YOUR OBJECTIVE »
Exclude the pictures; give every entry again exactly as written.

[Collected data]
— start —

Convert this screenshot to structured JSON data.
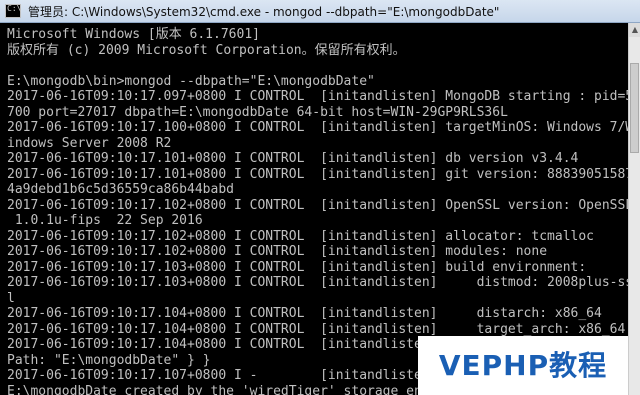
{
  "window": {
    "title": "管理员: C:\\Windows\\System32\\cmd.exe - mongod  --dbpath=\"E:\\mongodbDate\""
  },
  "console": {
    "lines": [
      "Microsoft Windows [版本 6.1.7601]",
      "版权所有 (c) 2009 Microsoft Corporation。保留所有权利。",
      "",
      "E:\\mongodb\\bin>mongod --dbpath=\"E:\\mongodbDate\"",
      "2017-06-16T09:10:17.097+0800 I CONTROL  [initandlisten] MongoDB starting : pid=5",
      "700 port=27017 dbpath=E:\\mongodbDate 64-bit host=WIN-29GP9RLS36L",
      "2017-06-16T09:10:17.100+0800 I CONTROL  [initandlisten] targetMinOS: Windows 7/W",
      "indows Server 2008 R2",
      "2017-06-16T09:10:17.101+0800 I CONTROL  [initandlisten] db version v3.4.4",
      "2017-06-16T09:10:17.101+0800 I CONTROL  [initandlisten] git version: 88839051587",
      "4a9debd1b6c5d36559ca86b44babd",
      "2017-06-16T09:10:17.102+0800 I CONTROL  [initandlisten] OpenSSL version: OpenSSL",
      " 1.0.1u-fips  22 Sep 2016",
      "2017-06-16T09:10:17.102+0800 I CONTROL  [initandlisten] allocator: tcmalloc",
      "2017-06-16T09:10:17.102+0800 I CONTROL  [initandlisten] modules: none",
      "2017-06-16T09:10:17.103+0800 I CONTROL  [initandlisten] build environment:",
      "2017-06-16T09:10:17.103+0800 I CONTROL  [initandlisten]     distmod: 2008plus-ss",
      "l",
      "2017-06-16T09:10:17.104+0800 I CONTROL  [initandlisten]     distarch: x86_64",
      "2017-06-16T09:10:17.104+0800 I CONTROL  [initandlisten]     target_arch: x86_64",
      "2017-06-16T09:10:17.104+0800 I CONTROL  [initandlisten] options: { storage: { db",
      "Path: \"E:\\mongodbDate\" } }",
      "2017-06-16T09:10:17.107+0800 I -        [initandlisten]",
      "E:\\mongodbDate created by the 'wiredTiger' storage engi"
    ]
  },
  "watermark": {
    "text": "VEPHP教程"
  }
}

— end —

COMPLETED TASK »
Convert this screenshot to structured JSON data.
{
  "window": {
    "title": "管理员: C:\\Windows\\System32\\cmd.exe - mongod  --dbpath=\"E:\\mongodbDate\""
  },
  "console": {
    "lines": [
      "Microsoft Windows [版本 6.1.7601]",
      "版权所有 (c) 2009 Microsoft Corporation。保留所有权利。",
      "",
      "E:\\mongodb\\bin>mongod --dbpath=\"E:\\mongodbDate\"",
      "2017-06-16T09:10:17.097+0800 I CONTROL  [initandlisten] MongoDB starting : pid=5",
      "700 port=27017 dbpath=E:\\mongodbDate 64-bit host=WIN-29GP9RLS36L",
      "2017-06-16T09:10:17.100+0800 I CONTROL  [initandlisten] targetMinOS: Windows 7/W",
      "indows Server 2008 R2",
      "2017-06-16T09:10:17.101+0800 I CONTROL  [initandlisten] db version v3.4.4",
      "2017-06-16T09:10:17.101+0800 I CONTROL  [initandlisten] git version: 88839051587",
      "4a9debd1b6c5d36559ca86b44babd",
      "2017-06-16T09:10:17.102+0800 I CONTROL  [initandlisten] OpenSSL version: OpenSSL",
      " 1.0.1u-fips  22 Sep 2016",
      "2017-06-16T09:10:17.102+0800 I CONTROL  [initandlisten] allocator: tcmalloc",
      "2017-06-16T09:10:17.102+0800 I CONTROL  [initandlisten] modules: none",
      "2017-06-16T09:10:17.103+0800 I CONTROL  [initandlisten] build environment:",
      "2017-06-16T09:10:17.103+0800 I CONTROL  [initandlisten]     distmod: 2008plus-ss",
      "l",
      "2017-06-16T09:10:17.104+0800 I CONTROL  [initandlisten]     distarch: x86_64",
      "2017-06-16T09:10:17.104+0800 I CONTROL  [initandlisten]     target_arch: x86_64",
      "2017-06-16T09:10:17.104+0800 I CONTROL  [initandlisten] options: { storage: { db",
      "Path: \"E:\\mongodbDate\" } }",
      "2017-06-16T09:10:17.107+0800 I -        [initandlisten]",
      "E:\\mongodbDate created by the 'wiredTiger' storage engi"
    ]
  },
  "watermark": {
    "text": "VEPHP教程"
  }
}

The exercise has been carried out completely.